§ PROBLEM TO SOLVE:
Here are some records; return them all exactly.

── DATA RECORDS ──

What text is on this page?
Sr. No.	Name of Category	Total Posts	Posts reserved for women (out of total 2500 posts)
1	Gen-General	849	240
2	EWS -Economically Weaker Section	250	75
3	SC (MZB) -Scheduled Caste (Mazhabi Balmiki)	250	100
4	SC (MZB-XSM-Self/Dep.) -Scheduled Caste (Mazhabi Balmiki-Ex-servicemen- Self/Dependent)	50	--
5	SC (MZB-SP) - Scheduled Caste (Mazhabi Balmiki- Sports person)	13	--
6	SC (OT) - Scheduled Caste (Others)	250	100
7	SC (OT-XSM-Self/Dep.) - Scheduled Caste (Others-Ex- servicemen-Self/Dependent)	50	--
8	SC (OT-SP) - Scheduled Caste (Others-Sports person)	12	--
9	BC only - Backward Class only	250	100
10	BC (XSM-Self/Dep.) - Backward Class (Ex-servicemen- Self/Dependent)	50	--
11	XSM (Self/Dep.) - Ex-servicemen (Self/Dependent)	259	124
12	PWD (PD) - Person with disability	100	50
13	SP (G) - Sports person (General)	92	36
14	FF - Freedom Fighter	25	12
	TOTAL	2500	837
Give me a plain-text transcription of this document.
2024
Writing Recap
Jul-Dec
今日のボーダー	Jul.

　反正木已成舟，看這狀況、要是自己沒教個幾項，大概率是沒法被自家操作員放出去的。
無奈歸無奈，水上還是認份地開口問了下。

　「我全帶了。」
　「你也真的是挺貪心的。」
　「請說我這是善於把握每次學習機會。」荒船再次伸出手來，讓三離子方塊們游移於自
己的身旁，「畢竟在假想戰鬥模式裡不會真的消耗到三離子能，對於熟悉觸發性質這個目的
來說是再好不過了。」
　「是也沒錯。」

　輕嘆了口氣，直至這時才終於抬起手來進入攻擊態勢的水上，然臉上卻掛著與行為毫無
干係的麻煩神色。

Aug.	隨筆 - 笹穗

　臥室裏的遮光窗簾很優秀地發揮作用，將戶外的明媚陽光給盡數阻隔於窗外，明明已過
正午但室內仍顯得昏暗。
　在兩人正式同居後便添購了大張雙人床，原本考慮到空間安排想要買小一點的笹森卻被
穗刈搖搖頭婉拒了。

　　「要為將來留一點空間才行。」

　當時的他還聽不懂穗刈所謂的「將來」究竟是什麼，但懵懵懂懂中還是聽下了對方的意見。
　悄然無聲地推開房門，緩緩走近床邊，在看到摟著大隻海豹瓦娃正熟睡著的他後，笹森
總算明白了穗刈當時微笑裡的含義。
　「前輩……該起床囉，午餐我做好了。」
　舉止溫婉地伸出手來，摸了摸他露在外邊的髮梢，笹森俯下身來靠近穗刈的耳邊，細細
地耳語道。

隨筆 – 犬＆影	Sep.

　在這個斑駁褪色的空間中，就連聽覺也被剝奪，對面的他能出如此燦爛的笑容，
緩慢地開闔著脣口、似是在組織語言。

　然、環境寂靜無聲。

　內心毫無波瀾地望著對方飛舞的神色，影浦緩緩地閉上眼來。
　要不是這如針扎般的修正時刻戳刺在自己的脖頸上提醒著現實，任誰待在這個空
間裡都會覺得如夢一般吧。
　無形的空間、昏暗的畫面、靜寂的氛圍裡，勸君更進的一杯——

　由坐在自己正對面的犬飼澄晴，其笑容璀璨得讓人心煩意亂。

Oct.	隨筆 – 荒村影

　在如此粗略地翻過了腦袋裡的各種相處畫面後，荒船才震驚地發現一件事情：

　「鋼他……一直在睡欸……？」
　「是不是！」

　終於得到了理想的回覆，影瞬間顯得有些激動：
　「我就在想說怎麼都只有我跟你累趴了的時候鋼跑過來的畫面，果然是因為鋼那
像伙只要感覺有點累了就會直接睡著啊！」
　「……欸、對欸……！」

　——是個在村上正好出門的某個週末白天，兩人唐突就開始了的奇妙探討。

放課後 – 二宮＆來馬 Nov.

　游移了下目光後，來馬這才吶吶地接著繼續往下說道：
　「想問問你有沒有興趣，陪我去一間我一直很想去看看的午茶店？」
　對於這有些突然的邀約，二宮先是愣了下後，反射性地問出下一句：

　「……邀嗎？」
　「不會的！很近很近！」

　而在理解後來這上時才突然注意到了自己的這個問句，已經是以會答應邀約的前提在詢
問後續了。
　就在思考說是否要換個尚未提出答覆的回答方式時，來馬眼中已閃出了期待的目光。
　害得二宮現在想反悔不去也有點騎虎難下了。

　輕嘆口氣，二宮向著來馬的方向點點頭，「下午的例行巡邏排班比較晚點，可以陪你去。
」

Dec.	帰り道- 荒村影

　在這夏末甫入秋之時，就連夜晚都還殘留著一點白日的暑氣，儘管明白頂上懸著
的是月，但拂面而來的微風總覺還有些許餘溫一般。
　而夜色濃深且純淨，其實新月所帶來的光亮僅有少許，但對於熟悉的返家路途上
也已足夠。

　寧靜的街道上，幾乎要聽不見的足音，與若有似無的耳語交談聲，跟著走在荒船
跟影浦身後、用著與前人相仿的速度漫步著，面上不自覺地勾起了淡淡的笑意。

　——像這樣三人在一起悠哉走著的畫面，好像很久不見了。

───

§ THE SOLUTION:
What text is on this page?
Sr. No.	Name of Category	Total Posts	Posts reserved for women (out of total 2500 posts)
1	Gen-General	849	240
2	EWS -Economically Weaker Section	250	75
3	SC (MZB) -Scheduled Caste (Mazhabi Balmiki)	250	100
4	SC (MZB-XSM-Self/Dep.) -Scheduled Caste (Mazhabi Balmiki-Ex-servicemen- Self/Dependent)	50	--
5	SC (MZB-SP) - Scheduled Caste (Mazhabi Balmiki- Sports person)	13	--
6	SC (OT) - Scheduled Caste (Others)	250	100
7	SC (OT-XSM-Self/Dep.) - Scheduled Caste (Others-Ex- servicemen-Self/Dependent)	50	--
8	SC (OT-SP) - Scheduled Caste (Others-Sports person)	12	--
9	BC only - Backward Class only	250	100
10	BC (XSM-Self/Dep.) - Backward Class (Ex-servicemen- Self/Dependent)	50	--
11	XSM (Self/Dep.) - Ex-servicemen (Self/Dependent)	259	124
12	PWD (PD) - Person with disability	100	50
13	SP (G) - Sports person (General)	92	36
14	FF - Freedom Fighter	25	12
	TOTAL	2500	837
Give me a plain-text transcription of this document.
2024
Writing Recap
Jul-Dec
今日のボーダー	Jul.

　反正木已成舟，看這狀況、要是自己沒教個幾項，大概率是沒法被自家操作員放出去的。
無奈歸無奈，水上還是認份地開口問了下。

　「我全帶了。」
　「你也真的是挺貪心的。」
　「請說我這是善於把握每次學習機會。」荒船再次伸出手來，讓三離子方塊們游移於自
己的身旁，「畢竟在假想戰鬥模式裡不會真的消耗到三離子能，對於熟悉觸發性質這個目的
來說是再好不過了。」
　「是也沒錯。」

　輕嘆了口氣，直至這時才終於抬起手來進入攻擊態勢的水上，然臉上卻掛著與行為毫無
干係的麻煩神色。

Aug.	隨筆 - 笹穗

　臥室裏的遮光窗簾很優秀地發揮作用，將戶外的明媚陽光給盡數阻隔於窗外，明明已過
正午但室內仍顯得昏暗。
　在兩人正式同居後便添購了大張雙人床，原本考慮到空間安排想要買小一點的笹森卻被
穗刈搖搖頭婉拒了。

　　「要為將來留一點空間才行。」

　當時的他還聽不懂穗刈所謂的「將來」究竟是什麼，但懵懵懂懂中還是聽下了對方的意見。
　悄然無聲地推開房門，緩緩走近床邊，在看到摟著大隻海豹瓦娃正熟睡著的他後，笹森
總算明白了穗刈當時微笑裡的含義。
　「前輩……該起床囉，午餐我做好了。」
　舉止溫婉地伸出手來，摸了摸他露在外邊的髮梢，笹森俯下身來靠近穗刈的耳邊，細細
地耳語道。

隨筆 – 犬＆影	Sep.

　在這個斑駁褪色的空間中，就連聽覺也被剝奪，對面的他能出如此燦爛的笑容，
緩慢地開闔著脣口、似是在組織語言。

　然、環境寂靜無聲。

　內心毫無波瀾地望著對方飛舞的神色，影浦緩緩地閉上眼來。
　要不是這如針扎般的修正時刻戳刺在自己的脖頸上提醒著現實，任誰待在這個空
間裡都會覺得如夢一般吧。
　無形的空間、昏暗的畫面、靜寂的氛圍裡，勸君更進的一杯——

　由坐在自己正對面的犬飼澄晴，其笑容璀璨得讓人心煩意亂。

Oct.	隨筆 – 荒村影

　在如此粗略地翻過了腦袋裡的各種相處畫面後，荒船才震驚地發現一件事情：

　「鋼他……一直在睡欸……？」
　「是不是！」

　終於得到了理想的回覆，影瞬間顯得有些激動：
　「我就在想說怎麼都只有我跟你累趴了的時候鋼跑過來的畫面，果然是因為鋼那
像伙只要感覺有點累了就會直接睡著啊！」
　「……欸、對欸……！」

　——是個在村上正好出門的某個週末白天，兩人唐突就開始了的奇妙探討。

放課後 – 二宮＆來馬 Nov.

　游移了下目光後，來馬這才吶吶地接著繼續往下說道：
　「想問問你有沒有興趣，陪我去一間我一直很想去看看的午茶店？」
　對於這有些突然的邀約，二宮先是愣了下後，反射性地問出下一句：

　「……邀嗎？」
　「不會的！很近很近！」

　而在理解後來這上時才突然注意到了自己的這個問句，已經是以會答應邀約的前提在詢
問後續了。
　就在思考說是否要換個尚未提出答覆的回答方式時，來馬眼中已閃出了期待的目光。
　害得二宮現在想反悔不去也有點騎虎難下了。

　輕嘆口氣，二宮向著來馬的方向點點頭，「下午的例行巡邏排班比較晚點，可以陪你去。
」

Dec.	帰り道- 荒村影

　在這夏末甫入秋之時，就連夜晚都還殘留著一點白日的暑氣，儘管明白頂上懸著
的是月，但拂面而來的微風總覺還有些許餘溫一般。
　而夜色濃深且純淨，其實新月所帶來的光亮僅有少許，但對於熟悉的返家路途上
也已足夠。

　寧靜的街道上，幾乎要聽不見的足音，與若有似無的耳語交談聲，跟著走在荒船
跟影浦身後、用著與前人相仿的速度漫步著，面上不自覺地勾起了淡淡的笑意。

　——像這樣三人在一起悠哉走著的畫面，好像很久不見了。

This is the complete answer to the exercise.